> **Challenge**: Every line that holds "value" should be shown.

> **Dataset content**:
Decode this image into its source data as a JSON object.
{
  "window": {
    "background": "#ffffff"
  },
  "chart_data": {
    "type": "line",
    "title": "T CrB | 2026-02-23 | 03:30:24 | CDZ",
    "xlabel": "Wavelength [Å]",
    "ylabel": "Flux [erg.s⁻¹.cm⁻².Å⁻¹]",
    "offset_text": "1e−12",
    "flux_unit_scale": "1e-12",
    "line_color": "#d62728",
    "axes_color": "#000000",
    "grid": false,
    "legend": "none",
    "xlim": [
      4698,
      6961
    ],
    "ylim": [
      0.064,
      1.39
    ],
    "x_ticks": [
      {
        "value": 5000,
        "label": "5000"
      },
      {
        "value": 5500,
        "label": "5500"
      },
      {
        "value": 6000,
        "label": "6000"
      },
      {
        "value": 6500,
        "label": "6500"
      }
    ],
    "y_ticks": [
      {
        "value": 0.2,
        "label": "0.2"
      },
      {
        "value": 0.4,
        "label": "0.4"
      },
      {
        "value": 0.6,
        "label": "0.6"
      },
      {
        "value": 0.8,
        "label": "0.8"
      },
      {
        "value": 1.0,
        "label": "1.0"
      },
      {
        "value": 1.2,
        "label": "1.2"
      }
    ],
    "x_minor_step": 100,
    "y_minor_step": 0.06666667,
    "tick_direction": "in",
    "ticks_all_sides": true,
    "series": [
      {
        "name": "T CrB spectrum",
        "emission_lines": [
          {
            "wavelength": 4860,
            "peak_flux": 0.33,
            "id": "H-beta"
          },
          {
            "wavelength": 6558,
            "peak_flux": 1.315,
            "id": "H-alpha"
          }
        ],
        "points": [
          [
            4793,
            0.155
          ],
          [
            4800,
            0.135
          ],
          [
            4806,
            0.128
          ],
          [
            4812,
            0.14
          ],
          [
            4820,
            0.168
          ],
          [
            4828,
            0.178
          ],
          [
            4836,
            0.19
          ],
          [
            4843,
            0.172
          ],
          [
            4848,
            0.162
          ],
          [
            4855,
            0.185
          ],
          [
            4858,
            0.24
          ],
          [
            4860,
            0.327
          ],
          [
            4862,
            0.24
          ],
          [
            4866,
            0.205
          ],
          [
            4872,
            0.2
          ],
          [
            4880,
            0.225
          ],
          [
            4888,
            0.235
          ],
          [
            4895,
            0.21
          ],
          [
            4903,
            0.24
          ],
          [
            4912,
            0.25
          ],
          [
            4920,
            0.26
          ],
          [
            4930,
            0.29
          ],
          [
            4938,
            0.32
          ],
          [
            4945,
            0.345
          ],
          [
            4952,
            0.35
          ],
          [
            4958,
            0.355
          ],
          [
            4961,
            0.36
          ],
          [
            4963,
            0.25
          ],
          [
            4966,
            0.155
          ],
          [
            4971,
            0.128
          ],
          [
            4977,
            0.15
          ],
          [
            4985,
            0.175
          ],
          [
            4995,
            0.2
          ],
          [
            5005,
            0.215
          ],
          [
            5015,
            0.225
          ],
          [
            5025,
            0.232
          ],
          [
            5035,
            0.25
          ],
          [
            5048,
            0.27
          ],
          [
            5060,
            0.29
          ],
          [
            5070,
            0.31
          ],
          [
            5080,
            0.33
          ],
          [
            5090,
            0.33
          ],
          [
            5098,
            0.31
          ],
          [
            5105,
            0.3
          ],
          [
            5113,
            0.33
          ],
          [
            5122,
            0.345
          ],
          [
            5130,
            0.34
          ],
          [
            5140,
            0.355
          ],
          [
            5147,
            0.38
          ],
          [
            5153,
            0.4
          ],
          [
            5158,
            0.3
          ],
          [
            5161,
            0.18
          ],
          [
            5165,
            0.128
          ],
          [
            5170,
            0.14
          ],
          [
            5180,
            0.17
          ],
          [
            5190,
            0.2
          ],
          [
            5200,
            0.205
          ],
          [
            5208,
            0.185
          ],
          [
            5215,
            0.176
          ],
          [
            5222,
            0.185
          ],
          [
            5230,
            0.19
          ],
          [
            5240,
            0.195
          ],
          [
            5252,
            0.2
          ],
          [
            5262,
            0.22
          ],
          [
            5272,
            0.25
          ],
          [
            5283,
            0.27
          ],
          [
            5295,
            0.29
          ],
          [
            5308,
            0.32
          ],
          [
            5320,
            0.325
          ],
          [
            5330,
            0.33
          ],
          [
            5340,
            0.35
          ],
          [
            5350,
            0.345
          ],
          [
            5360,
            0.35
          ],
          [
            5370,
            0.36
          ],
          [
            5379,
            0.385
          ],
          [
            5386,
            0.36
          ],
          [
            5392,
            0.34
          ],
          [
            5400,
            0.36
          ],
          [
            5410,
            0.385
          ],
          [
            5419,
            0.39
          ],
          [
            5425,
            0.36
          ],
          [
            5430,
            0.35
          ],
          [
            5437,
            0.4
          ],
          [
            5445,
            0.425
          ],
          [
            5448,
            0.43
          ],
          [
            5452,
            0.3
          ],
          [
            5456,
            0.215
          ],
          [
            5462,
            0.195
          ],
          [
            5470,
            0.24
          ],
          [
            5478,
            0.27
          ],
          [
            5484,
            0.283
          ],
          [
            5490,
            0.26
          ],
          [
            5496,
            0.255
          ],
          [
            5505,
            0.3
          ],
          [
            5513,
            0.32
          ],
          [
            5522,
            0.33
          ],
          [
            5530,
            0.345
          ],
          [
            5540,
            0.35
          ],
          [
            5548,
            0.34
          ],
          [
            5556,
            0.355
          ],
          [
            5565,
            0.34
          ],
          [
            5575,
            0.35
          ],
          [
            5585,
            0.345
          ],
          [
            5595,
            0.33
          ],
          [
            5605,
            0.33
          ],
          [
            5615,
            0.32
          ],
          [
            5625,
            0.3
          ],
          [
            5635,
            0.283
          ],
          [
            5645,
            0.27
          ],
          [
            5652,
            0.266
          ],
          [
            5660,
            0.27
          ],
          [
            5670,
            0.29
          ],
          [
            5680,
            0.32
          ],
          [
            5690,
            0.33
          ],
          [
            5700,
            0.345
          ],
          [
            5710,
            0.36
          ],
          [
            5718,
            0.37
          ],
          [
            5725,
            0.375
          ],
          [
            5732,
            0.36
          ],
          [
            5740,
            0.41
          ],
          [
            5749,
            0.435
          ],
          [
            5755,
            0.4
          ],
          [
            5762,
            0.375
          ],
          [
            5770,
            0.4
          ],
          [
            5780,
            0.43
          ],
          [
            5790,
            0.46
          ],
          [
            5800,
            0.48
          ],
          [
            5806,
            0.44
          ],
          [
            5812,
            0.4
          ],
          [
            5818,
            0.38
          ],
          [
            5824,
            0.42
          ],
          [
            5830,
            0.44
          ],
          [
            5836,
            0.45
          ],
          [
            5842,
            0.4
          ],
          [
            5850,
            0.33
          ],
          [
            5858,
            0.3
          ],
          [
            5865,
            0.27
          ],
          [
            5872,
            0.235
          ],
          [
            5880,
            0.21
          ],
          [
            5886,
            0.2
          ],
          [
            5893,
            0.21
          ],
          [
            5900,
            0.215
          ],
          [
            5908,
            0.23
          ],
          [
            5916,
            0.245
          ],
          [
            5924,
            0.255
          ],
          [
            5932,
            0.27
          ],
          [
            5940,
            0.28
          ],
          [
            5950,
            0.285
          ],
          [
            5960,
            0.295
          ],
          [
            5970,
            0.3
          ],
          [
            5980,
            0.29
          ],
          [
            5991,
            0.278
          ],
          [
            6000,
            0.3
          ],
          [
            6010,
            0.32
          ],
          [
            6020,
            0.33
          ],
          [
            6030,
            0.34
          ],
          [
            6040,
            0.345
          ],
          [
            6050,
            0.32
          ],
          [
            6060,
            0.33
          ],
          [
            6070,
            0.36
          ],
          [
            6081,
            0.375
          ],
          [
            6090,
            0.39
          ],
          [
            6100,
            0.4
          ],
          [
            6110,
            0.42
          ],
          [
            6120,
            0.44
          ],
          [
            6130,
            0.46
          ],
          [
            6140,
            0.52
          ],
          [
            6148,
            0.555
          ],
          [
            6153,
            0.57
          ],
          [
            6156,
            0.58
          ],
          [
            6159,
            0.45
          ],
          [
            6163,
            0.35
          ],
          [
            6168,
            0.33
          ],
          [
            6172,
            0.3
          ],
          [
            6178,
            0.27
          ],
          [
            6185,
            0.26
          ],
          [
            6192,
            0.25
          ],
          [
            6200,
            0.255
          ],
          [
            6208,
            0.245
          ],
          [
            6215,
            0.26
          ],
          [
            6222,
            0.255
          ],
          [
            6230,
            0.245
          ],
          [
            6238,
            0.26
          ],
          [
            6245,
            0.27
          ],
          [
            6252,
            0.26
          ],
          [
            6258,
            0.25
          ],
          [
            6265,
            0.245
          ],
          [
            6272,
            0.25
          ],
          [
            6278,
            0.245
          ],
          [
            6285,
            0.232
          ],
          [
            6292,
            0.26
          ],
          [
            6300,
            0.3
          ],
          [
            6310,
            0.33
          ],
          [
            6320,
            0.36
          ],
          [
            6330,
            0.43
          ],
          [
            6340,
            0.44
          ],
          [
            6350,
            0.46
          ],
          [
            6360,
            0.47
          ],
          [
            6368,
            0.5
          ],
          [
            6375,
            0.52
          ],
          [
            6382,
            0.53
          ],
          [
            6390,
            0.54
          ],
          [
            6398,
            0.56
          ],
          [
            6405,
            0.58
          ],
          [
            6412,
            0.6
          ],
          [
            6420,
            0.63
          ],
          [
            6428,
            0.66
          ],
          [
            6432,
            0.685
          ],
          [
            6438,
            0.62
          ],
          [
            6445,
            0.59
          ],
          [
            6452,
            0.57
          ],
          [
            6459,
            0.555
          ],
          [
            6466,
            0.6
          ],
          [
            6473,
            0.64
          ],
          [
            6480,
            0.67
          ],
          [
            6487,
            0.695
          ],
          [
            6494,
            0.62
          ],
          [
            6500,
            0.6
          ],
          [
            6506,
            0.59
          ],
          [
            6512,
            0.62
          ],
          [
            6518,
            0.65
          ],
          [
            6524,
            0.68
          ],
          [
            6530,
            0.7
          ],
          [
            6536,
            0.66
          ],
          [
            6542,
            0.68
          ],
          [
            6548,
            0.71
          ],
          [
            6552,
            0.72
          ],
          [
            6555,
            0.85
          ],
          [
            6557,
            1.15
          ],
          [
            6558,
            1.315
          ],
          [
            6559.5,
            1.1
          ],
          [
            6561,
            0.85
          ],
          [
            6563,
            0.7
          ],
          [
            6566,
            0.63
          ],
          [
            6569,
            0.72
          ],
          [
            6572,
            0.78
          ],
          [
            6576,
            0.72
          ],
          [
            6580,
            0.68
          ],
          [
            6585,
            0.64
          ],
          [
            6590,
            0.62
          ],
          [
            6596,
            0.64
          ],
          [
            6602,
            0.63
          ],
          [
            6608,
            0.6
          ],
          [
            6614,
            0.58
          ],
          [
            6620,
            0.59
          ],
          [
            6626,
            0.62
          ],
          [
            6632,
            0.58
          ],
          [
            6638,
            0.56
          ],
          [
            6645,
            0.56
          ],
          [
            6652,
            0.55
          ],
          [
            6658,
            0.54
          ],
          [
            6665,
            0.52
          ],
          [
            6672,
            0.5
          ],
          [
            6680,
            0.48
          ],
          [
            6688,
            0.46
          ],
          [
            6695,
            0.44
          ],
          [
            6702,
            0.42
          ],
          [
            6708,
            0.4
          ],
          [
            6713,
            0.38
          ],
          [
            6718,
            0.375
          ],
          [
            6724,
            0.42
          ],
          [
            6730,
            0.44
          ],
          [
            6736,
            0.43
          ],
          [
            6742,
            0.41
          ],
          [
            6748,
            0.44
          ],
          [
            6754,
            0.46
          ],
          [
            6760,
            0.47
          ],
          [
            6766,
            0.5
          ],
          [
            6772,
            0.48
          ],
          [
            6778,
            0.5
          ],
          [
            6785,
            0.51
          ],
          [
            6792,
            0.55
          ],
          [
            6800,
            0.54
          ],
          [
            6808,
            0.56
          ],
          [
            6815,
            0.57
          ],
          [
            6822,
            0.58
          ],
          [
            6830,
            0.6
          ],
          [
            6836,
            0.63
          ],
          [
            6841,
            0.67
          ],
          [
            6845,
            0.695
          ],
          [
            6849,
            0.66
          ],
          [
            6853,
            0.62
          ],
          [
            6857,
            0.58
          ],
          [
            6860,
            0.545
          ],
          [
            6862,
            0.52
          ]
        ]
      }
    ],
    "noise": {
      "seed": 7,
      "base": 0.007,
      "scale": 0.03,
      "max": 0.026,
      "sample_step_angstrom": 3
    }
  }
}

> **Exercise response**:
        "value": 5000,
        "value": 5500,
        "value": 6000,
        "value": 6500,
        "value": 0.2,
        "value": 0.4,
        "value": 0.6,
        "value": 0.8,
        "value": 1.0,
        "value": 1.2,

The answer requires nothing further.